(Data entries)
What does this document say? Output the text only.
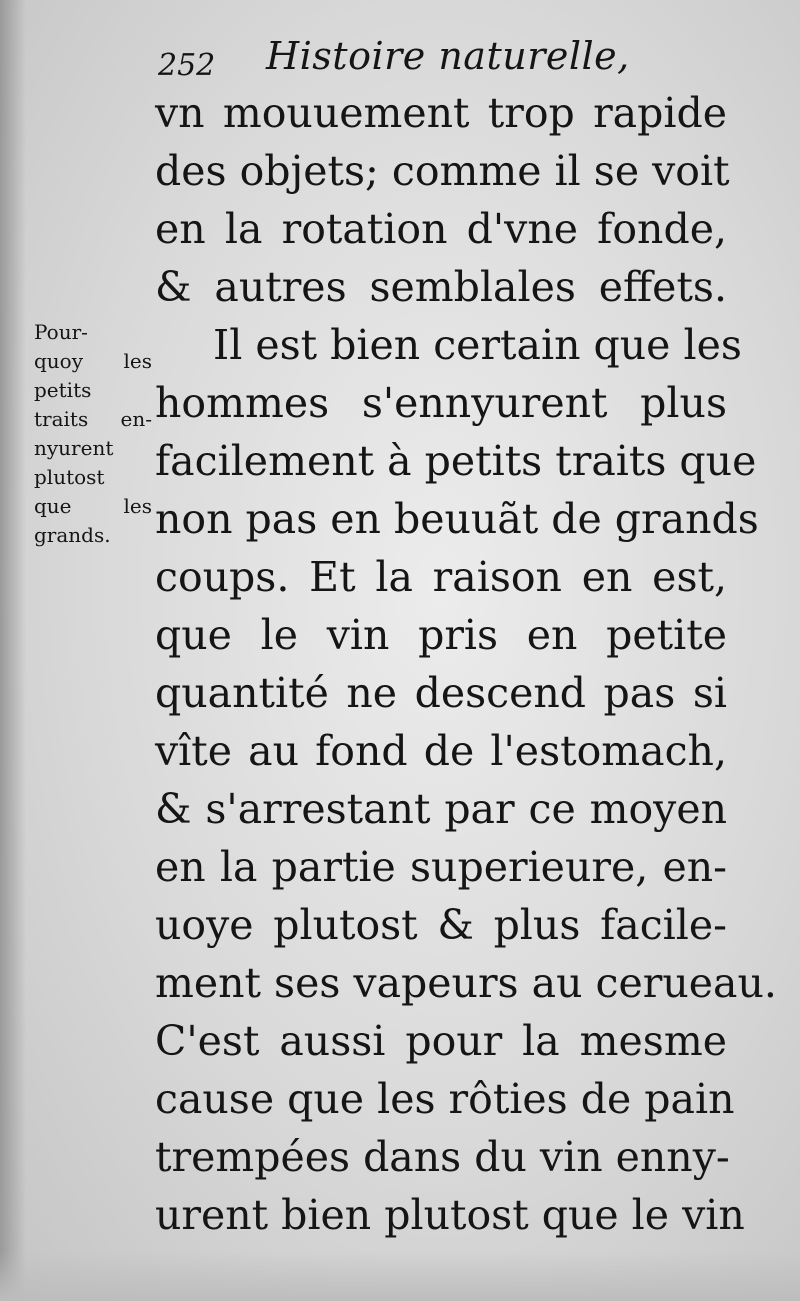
252 Histoire naturelle,
Pour-
quoy les
petits
traits en-
nyurent
plutost
que les
grands.
vn mouuement trop rapide
des objets; comme il se voit
en la rotation d'vne fonde,
& autres semblales effets.
Il est bien certain que les
hommes s'ennyurent plus
facilement à petits traits que
non pas en beuuãt de grands
coups. Et la raison en est,
que le vin pris en petite
quantité ne descend pas si
vîte au fond de l'estomach,
& s'arrestant par ce moyen
en la partie superieure, en-
uoye plutost & plus facile-
ment ses vapeurs au cerueau.
C'est aussi pour la mesme
cause que les rôties de pain
trempées dans du vin enny-
urent bien plutost que le vin
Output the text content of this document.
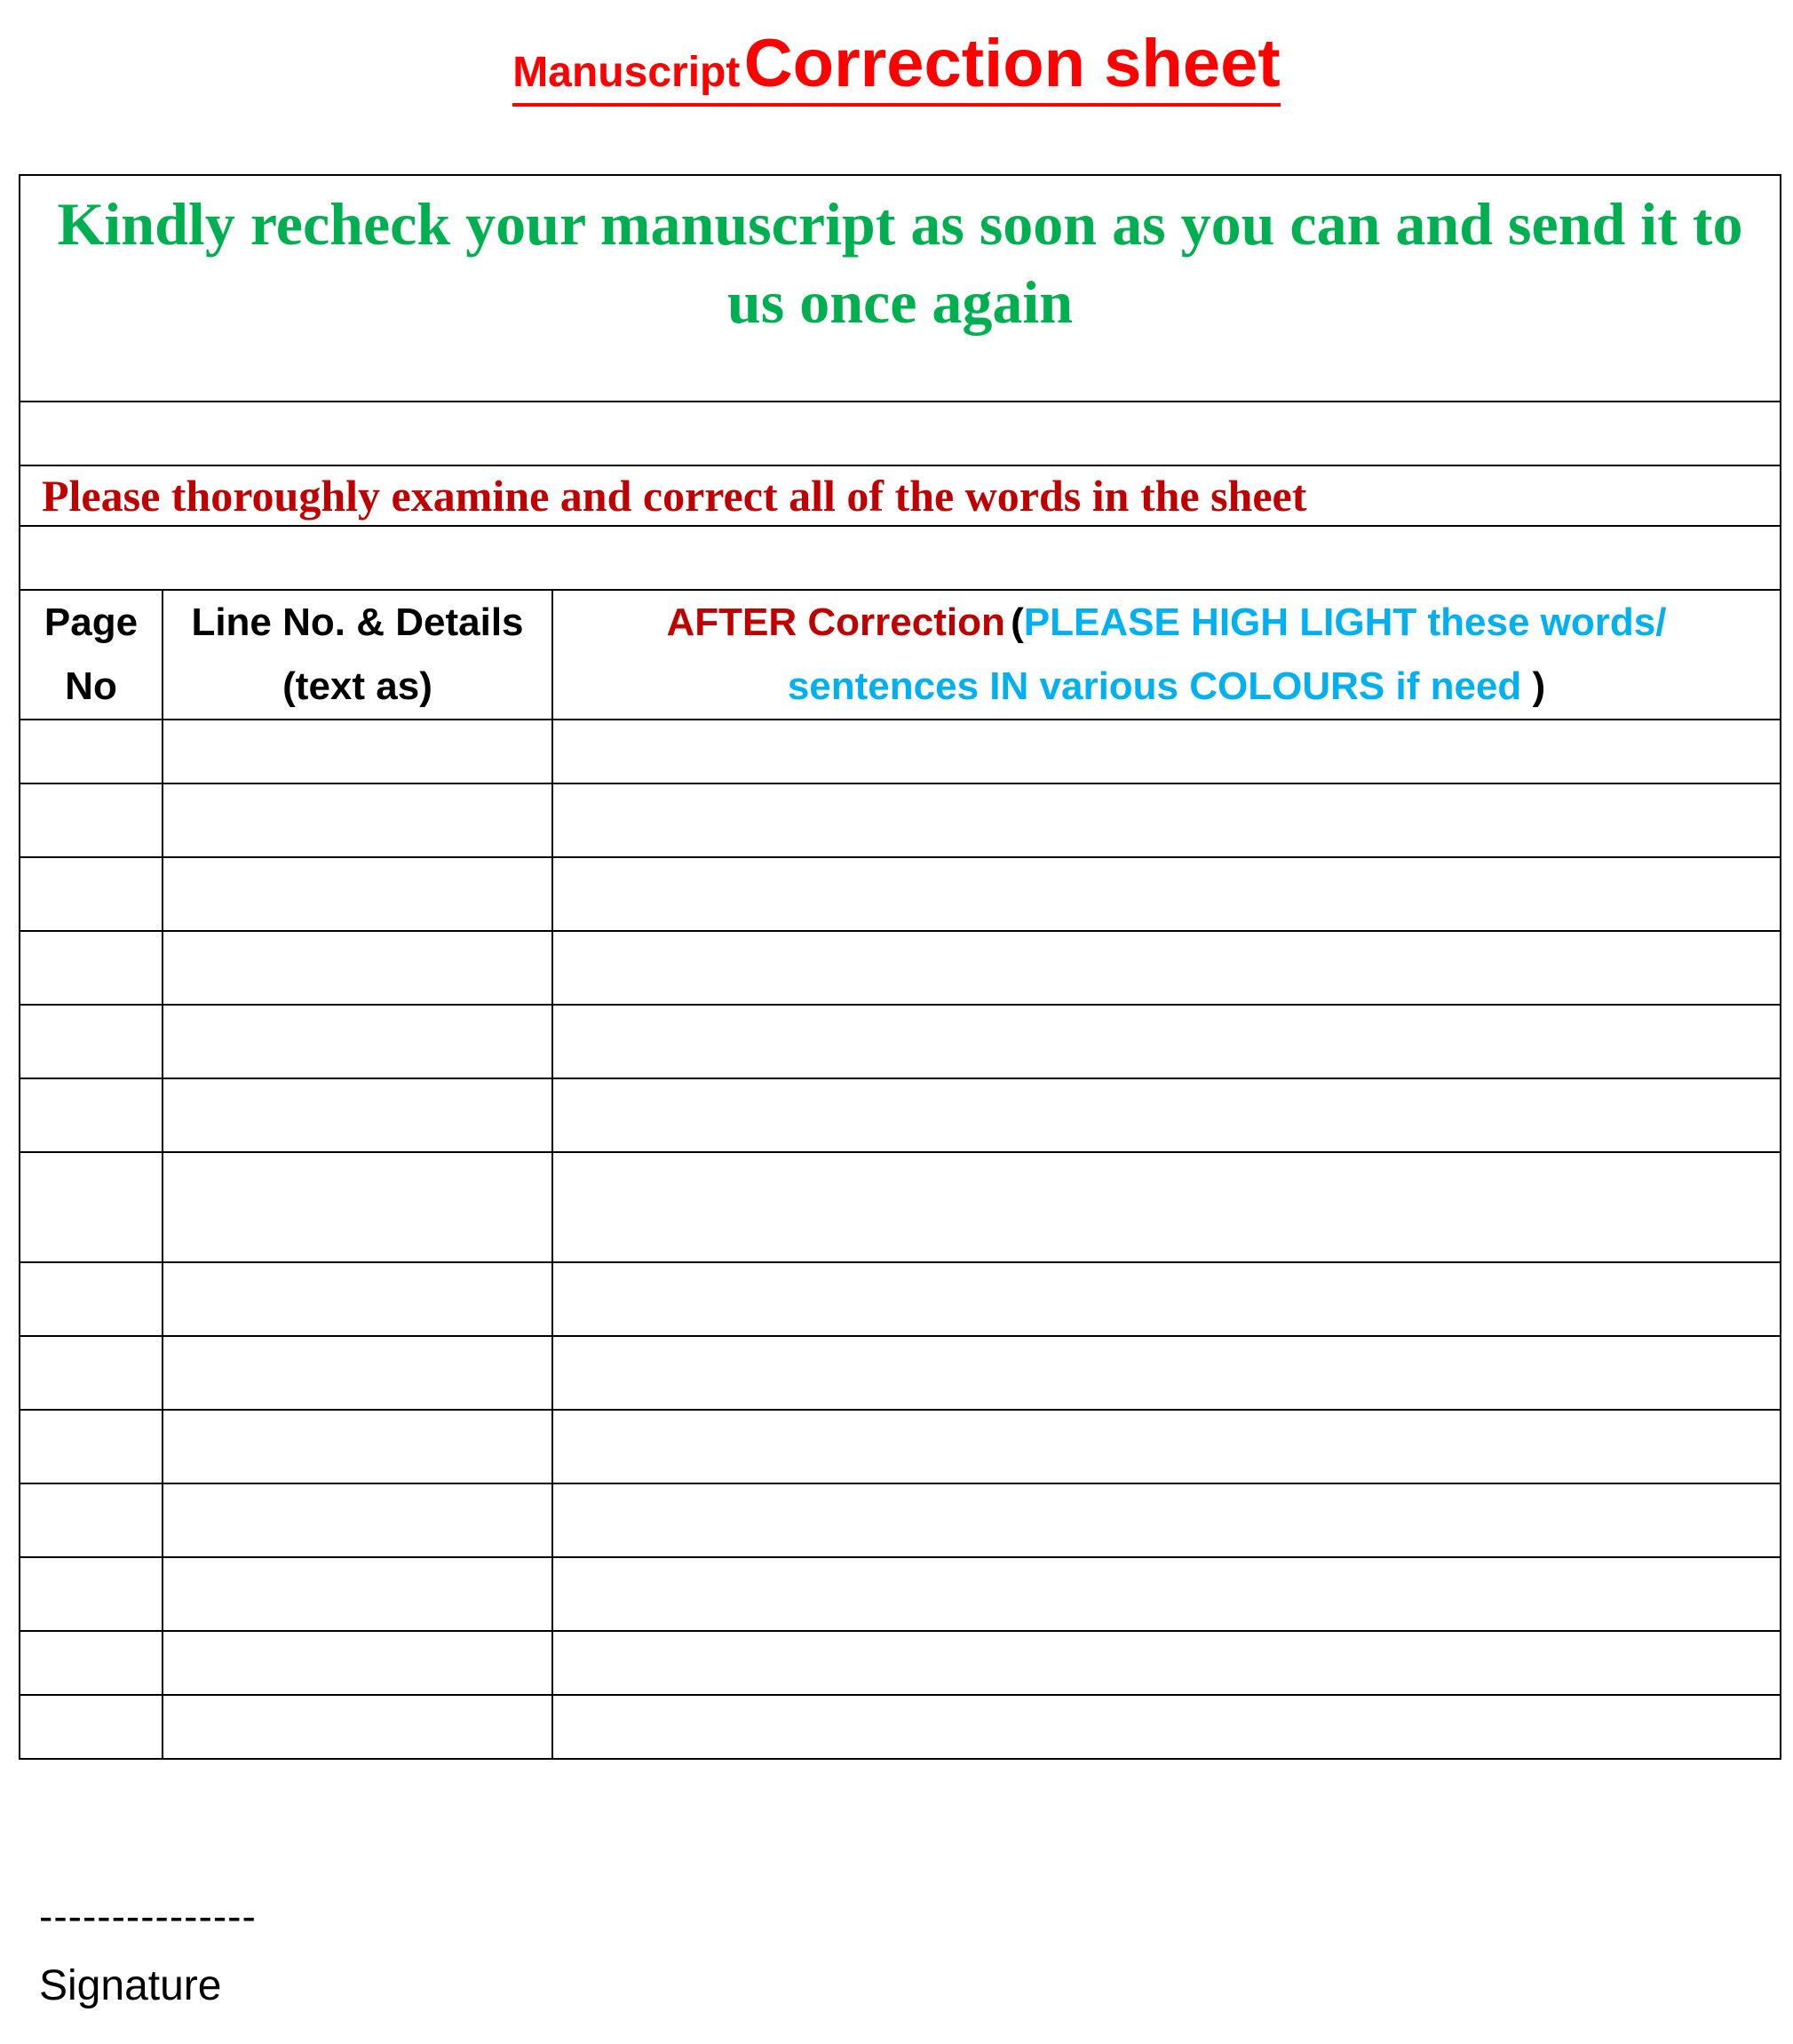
Manuscript Correction sheet
Kindly recheck your manuscript as soon as you can and send it to us once again		

Please thoroughly examine and correct all of the words in the sheet		

Page No	Line No. & Details (text as)	AFTER Correction (PLEASE HIGH LIGHT these words/ sentences IN various COLOURS if need )

---------------
Signature
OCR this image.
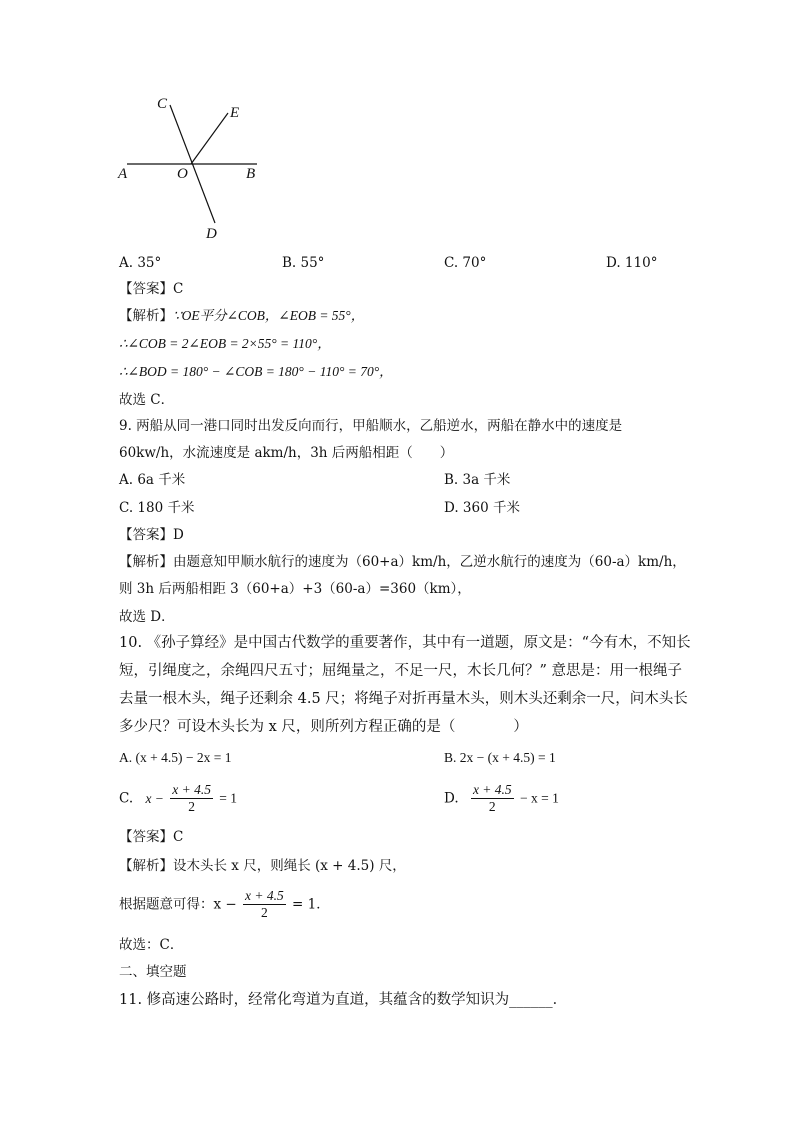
C
E
A	O	B
D
A. 35°	B. 55°	C. 70°	D. 110°
【答案】C
【解析】∵OE平分∠COB，∠EOB = 55°，
∴∠COB = 2∠EOB = 2×55° = 110°，
∴∠BOD = 180° − ∠COB = 180° − 110° = 70°，
故选 C．
9. 两船从同一港口同时出发反向而行，甲船顺水，乙船逆水，两船在静水中的速度是
60kw/h，水流速度是 akm/h，3h 后两船相距（　　）
A. 6a 千米	B. 3a 千米
C. 180 千米	D. 360 千米
【答案】D
【解析】由题意知甲顺水航行的速度为（60+a）km/h，乙逆水航行的速度为（60-a）km/h，
则 3h 后两船相距 3（60+a）+3（60-a）=360（km），
故选 D．
10. 《孙子算经》是中国古代数学的重要著作，其中有一道题，原文是：“今有木，不知长
短，引绳度之，余绳四尺五寸；屈绳量之，不足一尺，木长几何？” 意思是：用一根绳子
去量一根木头，绳子还剩余 4.5 尺；将绳子对折再量木头，则木头还剩余一尺，问木头长
多少尺？可设木头长为 x 尺，则所列方程正确的是（　　　　）
A. (x + 4.5) − 2x = 1	B. 2x − (x + 4.5) = 1
C. $x - \frac{x + 4.5}{2} = 1$	D. $\frac{x + 4.5}{2} - x = 1$
【答案】C
【解析】设木头长 x 尺，则绳长 (x + 4.5) 尺，
根据题意可得：$x - \frac{x + 4.5}{2} = 1$．
故选：C．
二、填空题
11. 修高速公路时，经常化弯道为直道，其蕴含的数学知识为______．
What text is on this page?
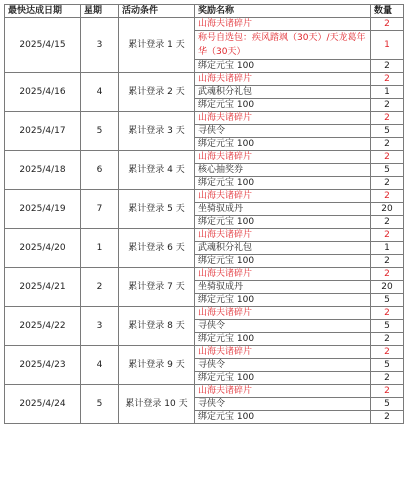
最快达成日期	星期	活动条件	奖励名称	数量
2025/4/15	3	累计登录 1 天	山海夫诸碎片	2
			称号自选包：疾风踏飒（30天）/天龙葛年华（30天）	1
			绑定元宝 100	2
2025/4/16	4	累计登录 2 天	山海夫诸碎片	2
			武魂积分礼包	1
			绑定元宝 100	2
2025/4/17	5	累计登录 3 天	山海夫诸碎片	2
			寻侠令	5
			绑定元宝 100	2
2025/4/18	6	累计登录 4 天	山海夫诸碎片	2
			核心抽奖券	5
			绑定元宝 100	2
2025/4/19	7	累计登录 5 天	山海夫诸碎片	2
			坐骑驭成丹	20
			绑定元宝 100	2
2025/4/20	1	累计登录 6 天	山海夫诸碎片	2
			武魂积分礼包	1
			绑定元宝 100	2
2025/4/21	2	累计登录 7 天	山海夫诸碎片	2
			坐骑驭成丹	20
			绑定元宝 100	5
2025/4/22	3	累计登录 8 天	山海夫诸碎片	2
			寻侠令	5
			绑定元宝 100	2
2025/4/23	4	累计登录 9 天	山海夫诸碎片	2
			寻侠令	5
			绑定元宝 100	2
2025/4/24	5	累计登录 10 天	山海夫诸碎片	2
			寻侠令	5
			绑定元宝 100	2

● **Written problem**
Your task is to transcribe all of the records precisely, with no images included.

● **Correct result**
What does this document say? Output the text only.
252 Histoire naturelle,
Pour-
quoy les
petits
traits en-
nyurent
plutost
que les
grands.
vn mouuement trop rapide
des objets; comme il se voit
en la rotation d'vne fonde,
& autres semblales effets.
Il est bien certain que les
hommes s'ennyurent plus
facilement à petits traits que
non pas en beuuãt de grands
coups. Et la raison en est,
que le vin pris en petite
quantité ne descend pas si
vîte au fond de l'estomach,
& s'arrestant par ce moyen
en la partie superieure, en-
uoye plutost & plus facile-
ment ses vapeurs au cerueau.
C'est aussi pour la mesme
cause que les rôties de pain
trempées dans du vin enny-
urent bien plutost que le vin
Output the text content of this document.
Manuscript Correction sheet
Kindly recheck your manuscript as soon as you can and send it to us once again		

Please thoroughly examine and correct all of the words in the sheet		

Page No	Line No. & Details (text as)	AFTER Correction (PLEASE HIGH LIGHT these words/ sentences IN various COLOURS if need )

---------------
Signature
OCR this image.
C
E
A	O	B
D
A. 35°	B. 55°	C. 70°	D. 110°
【答案】C
【解析】∵OE平分∠COB，∠EOB = 55°，
∴∠COB = 2∠EOB = 2×55° = 110°，
∴∠BOD = 180° − ∠COB = 180° − 110° = 70°，
故选 C．
9. 两船从同一港口同时出发反向而行，甲船顺水，乙船逆水，两船在静水中的速度是
60kw/h，水流速度是 akm/h，3h 后两船相距（　　）
A. 6a 千米	B. 3a 千米
C. 180 千米	D. 360 千米
【答案】D
【解析】由题意知甲顺水航行的速度为（60+a）km/h，乙逆水航行的速度为（60-a）km/h，
则 3h 后两船相距 3（60+a）+3（60-a）=360（km），
故选 D．
10. 《孙子算经》是中国古代数学的重要著作，其中有一道题，原文是：“今有木，不知长
短，引绳度之，余绳四尺五寸；屈绳量之，不足一尺，木长几何？” 意思是：用一根绳子
去量一根木头，绳子还剩余 4.5 尺；将绳子对折再量木头，则木头还剩余一尺，问木头长
多少尺？可设木头长为 x 尺，则所列方程正确的是（　　　　）
A. (x + 4.5) − 2x = 1	B. 2x − (x + 4.5) = 1
C. $x - \frac{x + 4.5}{2} = 1$	D. $\frac{x + 4.5}{2} - x = 1$
【答案】C
【解析】设木头长 x 尺，则绳长 (x + 4.5) 尺，
根据题意可得：$x - \frac{x + 4.5}{2} = 1$．
故选：C．
二、填空题
11. 修高速公路时，经常化弯道为直道，其蕴含的数学知识为______．
What text is on this page?
最快达成日期	星期	活动条件	奖励名称	数量
2025/4/15	3	累计登录 1 天	山海夫诸碎片	2
			称号自选包：疾风踏飒（30天）/天龙葛年华（30天）	1
			绑定元宝 100	2
2025/4/16	4	累计登录 2 天	山海夫诸碎片	2
			武魂积分礼包	1
			绑定元宝 100	2
2025/4/17	5	累计登录 3 天	山海夫诸碎片	2
			寻侠令	5
			绑定元宝 100	2
2025/4/18	6	累计登录 4 天	山海夫诸碎片	2
			核心抽奖券	5
			绑定元宝 100	2
2025/4/19	7	累计登录 5 天	山海夫诸碎片	2
			坐骑驭成丹	20
			绑定元宝 100	2
2025/4/20	1	累计登录 6 天	山海夫诸碎片	2
			武魂积分礼包	1
			绑定元宝 100	2
2025/4/21	2	累计登录 7 天	山海夫诸碎片	2
			坐骑驭成丹	20
			绑定元宝 100	5
2025/4/22	3	累计登录 8 天	山海夫诸碎片	2
			寻侠令	5
			绑定元宝 100	2
2025/4/23	4	累计登录 9 天	山海夫诸碎片	2
			寻侠令	5
			绑定元宝 100	2
2025/4/24	5	累计登录 10 天	山海夫诸碎片	2
			寻侠令	5
			绑定元宝 100	2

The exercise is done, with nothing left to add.